→ Records shown:

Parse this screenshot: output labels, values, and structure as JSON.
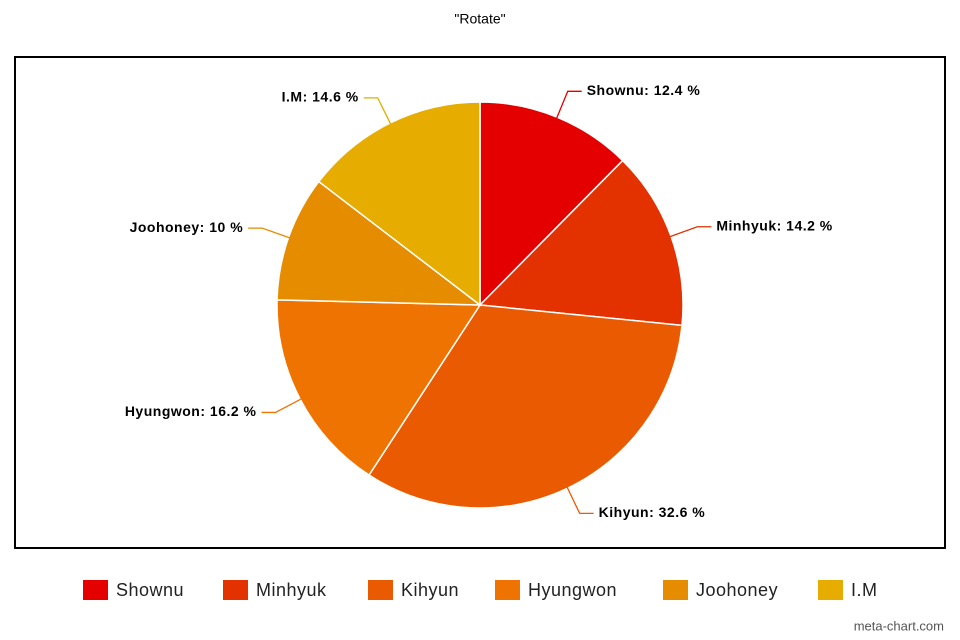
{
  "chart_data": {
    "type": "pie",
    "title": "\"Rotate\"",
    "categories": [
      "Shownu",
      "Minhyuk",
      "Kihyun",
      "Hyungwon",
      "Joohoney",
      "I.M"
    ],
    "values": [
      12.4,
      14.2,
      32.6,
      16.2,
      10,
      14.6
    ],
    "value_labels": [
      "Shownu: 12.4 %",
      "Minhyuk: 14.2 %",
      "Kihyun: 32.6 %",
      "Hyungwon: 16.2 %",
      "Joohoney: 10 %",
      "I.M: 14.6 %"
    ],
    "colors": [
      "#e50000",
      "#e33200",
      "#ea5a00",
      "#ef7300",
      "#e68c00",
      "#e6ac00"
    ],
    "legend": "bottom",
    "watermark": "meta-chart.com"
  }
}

---

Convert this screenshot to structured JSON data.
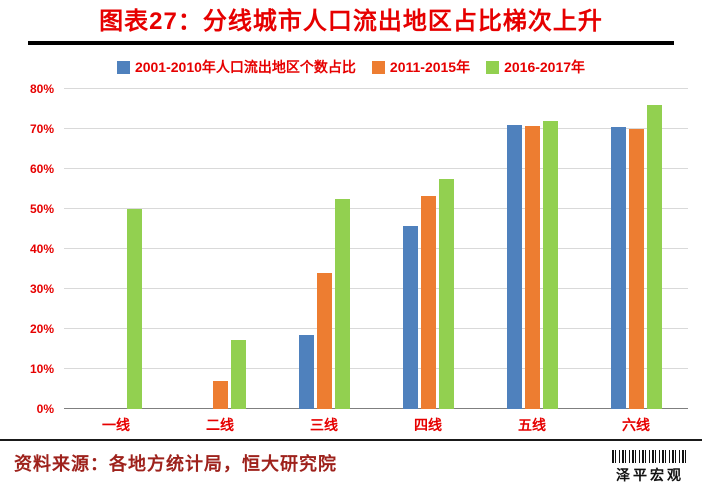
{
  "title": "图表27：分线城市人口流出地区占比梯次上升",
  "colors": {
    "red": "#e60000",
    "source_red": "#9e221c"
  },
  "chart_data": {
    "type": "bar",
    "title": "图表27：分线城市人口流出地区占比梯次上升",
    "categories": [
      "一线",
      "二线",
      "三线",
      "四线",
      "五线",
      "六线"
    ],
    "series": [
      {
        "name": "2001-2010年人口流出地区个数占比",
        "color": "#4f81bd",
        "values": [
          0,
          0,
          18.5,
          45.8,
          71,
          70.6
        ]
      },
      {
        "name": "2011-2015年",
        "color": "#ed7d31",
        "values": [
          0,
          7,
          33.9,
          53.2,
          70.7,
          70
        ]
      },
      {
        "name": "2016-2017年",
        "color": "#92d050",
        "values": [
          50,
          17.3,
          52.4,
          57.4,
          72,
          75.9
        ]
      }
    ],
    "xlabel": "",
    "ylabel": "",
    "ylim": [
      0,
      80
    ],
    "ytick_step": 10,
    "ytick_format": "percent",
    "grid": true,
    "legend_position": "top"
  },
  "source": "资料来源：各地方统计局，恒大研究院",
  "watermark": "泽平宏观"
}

→ Task statement: Go through the listing above and pull out each line containing the word "this".

→ Written reply:
Parse this screenshot: output labels, values, and structure as JSON.
Convert this screenshot to structured JSON data.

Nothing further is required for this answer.